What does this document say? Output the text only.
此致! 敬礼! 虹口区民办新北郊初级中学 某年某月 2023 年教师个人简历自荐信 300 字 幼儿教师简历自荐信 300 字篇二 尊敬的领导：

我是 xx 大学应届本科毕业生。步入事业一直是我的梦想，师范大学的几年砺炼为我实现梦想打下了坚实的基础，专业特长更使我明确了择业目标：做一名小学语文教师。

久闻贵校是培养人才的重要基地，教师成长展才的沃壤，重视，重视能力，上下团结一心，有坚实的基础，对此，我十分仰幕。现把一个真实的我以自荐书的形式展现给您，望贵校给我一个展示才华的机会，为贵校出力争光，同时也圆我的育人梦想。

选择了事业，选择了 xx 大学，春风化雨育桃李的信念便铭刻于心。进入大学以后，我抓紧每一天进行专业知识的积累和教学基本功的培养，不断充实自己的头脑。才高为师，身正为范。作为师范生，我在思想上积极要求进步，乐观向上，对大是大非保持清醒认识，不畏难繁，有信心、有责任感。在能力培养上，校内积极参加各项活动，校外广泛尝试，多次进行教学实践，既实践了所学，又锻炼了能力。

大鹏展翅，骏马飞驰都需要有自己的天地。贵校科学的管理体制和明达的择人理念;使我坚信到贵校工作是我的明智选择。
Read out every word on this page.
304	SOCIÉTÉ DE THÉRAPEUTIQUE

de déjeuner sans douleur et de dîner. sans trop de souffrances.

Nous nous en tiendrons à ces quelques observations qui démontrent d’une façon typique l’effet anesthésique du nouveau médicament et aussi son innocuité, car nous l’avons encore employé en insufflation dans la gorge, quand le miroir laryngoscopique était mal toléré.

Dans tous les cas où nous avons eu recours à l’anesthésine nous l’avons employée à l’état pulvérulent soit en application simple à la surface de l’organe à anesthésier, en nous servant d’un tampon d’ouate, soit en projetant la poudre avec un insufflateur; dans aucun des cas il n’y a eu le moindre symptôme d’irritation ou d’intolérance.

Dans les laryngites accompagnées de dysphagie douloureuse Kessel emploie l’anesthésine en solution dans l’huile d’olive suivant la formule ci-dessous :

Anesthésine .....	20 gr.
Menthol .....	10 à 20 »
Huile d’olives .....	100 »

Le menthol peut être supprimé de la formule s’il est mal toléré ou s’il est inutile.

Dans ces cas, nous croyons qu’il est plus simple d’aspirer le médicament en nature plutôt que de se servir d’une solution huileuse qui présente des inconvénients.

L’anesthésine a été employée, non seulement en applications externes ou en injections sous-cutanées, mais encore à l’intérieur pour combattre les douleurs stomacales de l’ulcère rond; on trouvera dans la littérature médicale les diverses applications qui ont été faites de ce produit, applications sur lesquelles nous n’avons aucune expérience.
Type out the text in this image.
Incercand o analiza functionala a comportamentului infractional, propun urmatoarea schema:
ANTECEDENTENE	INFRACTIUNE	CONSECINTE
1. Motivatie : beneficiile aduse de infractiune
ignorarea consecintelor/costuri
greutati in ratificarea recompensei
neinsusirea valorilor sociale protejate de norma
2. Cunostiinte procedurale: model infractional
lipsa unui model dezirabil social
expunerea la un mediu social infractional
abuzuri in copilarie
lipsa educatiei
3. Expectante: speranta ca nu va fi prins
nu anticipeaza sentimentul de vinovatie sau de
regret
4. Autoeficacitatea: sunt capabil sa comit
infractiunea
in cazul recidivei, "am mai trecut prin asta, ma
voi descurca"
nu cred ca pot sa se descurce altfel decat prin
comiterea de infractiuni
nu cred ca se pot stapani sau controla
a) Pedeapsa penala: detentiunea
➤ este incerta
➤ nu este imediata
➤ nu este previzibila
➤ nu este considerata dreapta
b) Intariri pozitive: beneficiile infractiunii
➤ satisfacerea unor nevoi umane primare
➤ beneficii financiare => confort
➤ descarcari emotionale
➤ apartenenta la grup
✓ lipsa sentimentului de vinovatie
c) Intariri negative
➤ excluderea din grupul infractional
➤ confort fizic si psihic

-=-=-

Problem requirements:
Using the records above, gather all lines where the string "employée" is present.

Result:
Dans tous les cas où nous avons eu recours à l’anesthésine nous l’avons employée à l’état pulvérulent soit en application simple à la surface de l’organe à anesthésier, en nous servant d’un tampon d’ouate, soit en projetant la poudre avec un insufflateur; dans aucun des cas il n’y a eu le moindre symptôme d’irritation ou d’intolérance.
L’anesthésine a été employée, non seulement en applications externes ou en injections sous-cutanées, mais encore à l’intérieur pour combattre les douleurs stomacales de l’ulcère rond; on trouvera dans la littérature médicale les diverses applications qui ont été faites de ce produit, applications sur lesquelles nous n’avons aucune expérience.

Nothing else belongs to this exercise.